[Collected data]
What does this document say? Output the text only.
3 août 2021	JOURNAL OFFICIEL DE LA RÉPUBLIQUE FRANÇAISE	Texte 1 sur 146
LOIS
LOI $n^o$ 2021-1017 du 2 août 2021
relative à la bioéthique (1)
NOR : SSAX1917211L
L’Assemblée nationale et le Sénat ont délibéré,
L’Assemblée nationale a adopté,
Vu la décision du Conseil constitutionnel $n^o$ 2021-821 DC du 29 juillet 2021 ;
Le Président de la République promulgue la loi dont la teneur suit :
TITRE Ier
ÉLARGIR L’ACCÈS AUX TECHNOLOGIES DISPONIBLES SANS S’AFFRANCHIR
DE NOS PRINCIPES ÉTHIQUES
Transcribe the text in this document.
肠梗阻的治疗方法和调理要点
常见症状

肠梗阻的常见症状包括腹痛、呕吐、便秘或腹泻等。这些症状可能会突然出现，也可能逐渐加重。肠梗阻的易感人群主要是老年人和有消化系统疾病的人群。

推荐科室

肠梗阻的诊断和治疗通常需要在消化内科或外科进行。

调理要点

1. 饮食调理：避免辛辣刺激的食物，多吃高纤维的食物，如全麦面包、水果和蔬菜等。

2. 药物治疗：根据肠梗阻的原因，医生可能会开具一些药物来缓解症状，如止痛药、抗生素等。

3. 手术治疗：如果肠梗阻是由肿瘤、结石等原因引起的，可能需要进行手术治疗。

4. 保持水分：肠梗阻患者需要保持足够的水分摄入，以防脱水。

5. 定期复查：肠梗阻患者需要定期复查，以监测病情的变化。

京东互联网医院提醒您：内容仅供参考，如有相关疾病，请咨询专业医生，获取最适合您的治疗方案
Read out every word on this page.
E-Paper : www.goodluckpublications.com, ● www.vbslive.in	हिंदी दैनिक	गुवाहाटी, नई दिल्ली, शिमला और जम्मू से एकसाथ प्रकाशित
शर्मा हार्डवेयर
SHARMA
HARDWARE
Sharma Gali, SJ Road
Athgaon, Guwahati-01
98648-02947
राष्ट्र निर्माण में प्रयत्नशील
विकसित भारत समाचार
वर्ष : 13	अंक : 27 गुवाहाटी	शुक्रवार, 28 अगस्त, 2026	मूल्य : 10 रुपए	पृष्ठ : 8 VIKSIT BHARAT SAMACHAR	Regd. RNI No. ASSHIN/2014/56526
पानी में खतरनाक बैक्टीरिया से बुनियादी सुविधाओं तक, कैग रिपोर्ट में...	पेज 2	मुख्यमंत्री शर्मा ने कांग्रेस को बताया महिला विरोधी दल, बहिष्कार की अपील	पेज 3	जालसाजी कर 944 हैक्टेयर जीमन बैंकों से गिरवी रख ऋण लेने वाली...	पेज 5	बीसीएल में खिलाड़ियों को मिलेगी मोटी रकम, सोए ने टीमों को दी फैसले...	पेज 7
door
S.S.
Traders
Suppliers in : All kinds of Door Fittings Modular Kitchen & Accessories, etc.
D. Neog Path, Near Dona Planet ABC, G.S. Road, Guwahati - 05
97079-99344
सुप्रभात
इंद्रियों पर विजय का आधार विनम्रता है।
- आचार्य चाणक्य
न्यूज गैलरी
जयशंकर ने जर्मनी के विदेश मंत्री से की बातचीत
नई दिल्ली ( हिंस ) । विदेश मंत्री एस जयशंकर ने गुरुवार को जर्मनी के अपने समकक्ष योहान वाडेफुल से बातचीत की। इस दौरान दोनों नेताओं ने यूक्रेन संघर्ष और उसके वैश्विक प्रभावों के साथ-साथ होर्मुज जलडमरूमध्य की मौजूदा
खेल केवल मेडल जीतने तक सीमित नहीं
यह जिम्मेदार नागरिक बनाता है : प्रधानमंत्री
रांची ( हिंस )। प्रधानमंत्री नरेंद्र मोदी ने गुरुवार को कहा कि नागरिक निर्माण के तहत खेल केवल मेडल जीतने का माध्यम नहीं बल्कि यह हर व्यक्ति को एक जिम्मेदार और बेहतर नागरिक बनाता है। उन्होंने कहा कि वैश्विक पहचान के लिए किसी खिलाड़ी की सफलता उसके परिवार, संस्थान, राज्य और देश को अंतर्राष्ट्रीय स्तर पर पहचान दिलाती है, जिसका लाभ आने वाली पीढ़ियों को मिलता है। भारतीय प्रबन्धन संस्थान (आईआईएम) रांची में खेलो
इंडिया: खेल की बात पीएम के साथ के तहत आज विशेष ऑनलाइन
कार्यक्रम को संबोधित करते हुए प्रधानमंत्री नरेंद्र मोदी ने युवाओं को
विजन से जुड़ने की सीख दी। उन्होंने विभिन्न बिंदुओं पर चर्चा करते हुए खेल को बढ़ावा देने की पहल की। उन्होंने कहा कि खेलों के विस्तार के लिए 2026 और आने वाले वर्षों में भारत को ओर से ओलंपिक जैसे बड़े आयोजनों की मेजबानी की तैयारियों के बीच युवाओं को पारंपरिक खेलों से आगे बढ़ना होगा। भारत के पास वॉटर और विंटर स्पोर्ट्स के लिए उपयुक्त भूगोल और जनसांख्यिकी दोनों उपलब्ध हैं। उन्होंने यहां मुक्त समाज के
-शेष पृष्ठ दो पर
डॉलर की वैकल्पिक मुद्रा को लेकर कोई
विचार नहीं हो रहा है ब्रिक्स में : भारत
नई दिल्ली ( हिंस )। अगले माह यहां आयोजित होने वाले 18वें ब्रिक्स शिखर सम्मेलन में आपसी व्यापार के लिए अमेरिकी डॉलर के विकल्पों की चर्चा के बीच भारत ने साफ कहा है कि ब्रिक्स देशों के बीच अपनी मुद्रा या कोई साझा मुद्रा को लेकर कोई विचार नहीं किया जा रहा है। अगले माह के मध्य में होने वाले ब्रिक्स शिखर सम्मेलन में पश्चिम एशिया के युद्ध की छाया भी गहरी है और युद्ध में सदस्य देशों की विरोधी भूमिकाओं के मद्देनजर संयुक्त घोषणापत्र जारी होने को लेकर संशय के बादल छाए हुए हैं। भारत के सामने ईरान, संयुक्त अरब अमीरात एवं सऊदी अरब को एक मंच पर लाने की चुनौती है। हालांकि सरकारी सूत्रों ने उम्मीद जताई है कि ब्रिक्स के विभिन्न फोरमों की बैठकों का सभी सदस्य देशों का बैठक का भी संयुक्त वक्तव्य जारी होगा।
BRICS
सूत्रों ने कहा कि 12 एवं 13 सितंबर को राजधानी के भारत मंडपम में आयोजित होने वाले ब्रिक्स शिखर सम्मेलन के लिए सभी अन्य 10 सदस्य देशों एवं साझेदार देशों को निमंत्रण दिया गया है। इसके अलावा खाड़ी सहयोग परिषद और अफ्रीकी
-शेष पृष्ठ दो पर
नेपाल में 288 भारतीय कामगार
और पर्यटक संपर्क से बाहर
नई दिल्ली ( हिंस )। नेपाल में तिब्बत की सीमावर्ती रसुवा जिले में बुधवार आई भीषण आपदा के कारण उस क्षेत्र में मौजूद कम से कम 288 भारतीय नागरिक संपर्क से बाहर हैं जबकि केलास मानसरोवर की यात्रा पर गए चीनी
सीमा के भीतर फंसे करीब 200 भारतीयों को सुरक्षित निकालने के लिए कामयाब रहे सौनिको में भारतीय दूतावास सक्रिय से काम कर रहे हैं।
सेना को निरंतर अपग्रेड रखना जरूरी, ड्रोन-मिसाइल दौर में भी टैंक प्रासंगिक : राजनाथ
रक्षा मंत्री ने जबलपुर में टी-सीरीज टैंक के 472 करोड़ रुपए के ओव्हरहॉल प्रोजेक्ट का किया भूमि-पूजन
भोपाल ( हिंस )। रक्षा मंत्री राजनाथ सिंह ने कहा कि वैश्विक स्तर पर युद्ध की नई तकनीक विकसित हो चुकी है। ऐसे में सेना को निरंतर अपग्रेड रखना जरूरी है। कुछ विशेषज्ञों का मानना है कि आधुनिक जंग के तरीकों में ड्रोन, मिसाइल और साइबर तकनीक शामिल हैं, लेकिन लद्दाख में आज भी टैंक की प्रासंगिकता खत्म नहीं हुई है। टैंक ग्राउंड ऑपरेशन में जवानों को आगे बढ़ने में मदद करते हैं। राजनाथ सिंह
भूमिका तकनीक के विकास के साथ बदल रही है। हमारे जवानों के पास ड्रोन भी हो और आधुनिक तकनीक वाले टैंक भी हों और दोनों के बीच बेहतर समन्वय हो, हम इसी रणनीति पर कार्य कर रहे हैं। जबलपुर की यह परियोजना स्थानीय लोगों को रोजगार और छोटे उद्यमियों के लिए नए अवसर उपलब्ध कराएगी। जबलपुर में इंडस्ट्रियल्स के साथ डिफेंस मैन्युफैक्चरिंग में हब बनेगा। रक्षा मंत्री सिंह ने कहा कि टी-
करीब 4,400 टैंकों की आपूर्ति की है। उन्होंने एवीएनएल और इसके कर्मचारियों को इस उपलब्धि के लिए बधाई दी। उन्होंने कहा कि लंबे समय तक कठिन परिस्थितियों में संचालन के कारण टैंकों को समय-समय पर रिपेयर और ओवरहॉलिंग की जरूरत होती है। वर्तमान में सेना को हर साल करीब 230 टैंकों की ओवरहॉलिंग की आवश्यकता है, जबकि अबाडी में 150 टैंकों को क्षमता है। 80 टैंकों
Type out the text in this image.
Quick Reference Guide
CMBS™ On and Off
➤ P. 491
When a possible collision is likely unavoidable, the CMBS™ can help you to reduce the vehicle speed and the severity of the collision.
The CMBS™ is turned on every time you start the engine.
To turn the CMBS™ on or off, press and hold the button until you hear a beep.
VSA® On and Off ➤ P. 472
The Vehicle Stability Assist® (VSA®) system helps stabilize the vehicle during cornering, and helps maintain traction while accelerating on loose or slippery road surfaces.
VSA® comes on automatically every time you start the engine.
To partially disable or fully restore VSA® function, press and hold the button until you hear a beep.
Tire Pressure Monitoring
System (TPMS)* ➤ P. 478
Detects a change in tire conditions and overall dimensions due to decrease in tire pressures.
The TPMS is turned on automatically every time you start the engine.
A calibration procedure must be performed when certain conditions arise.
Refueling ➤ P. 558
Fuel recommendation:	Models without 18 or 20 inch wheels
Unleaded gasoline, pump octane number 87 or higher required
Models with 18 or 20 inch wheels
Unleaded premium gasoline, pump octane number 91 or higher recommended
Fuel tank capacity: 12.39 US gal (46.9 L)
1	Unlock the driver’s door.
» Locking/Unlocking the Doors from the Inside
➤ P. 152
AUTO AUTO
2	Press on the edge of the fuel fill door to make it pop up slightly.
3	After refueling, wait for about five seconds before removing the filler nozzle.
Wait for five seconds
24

**What you are asked to do:** In how many lines of the data does the string "CMBS" appear? Give only the number.

**Exercise result:** 4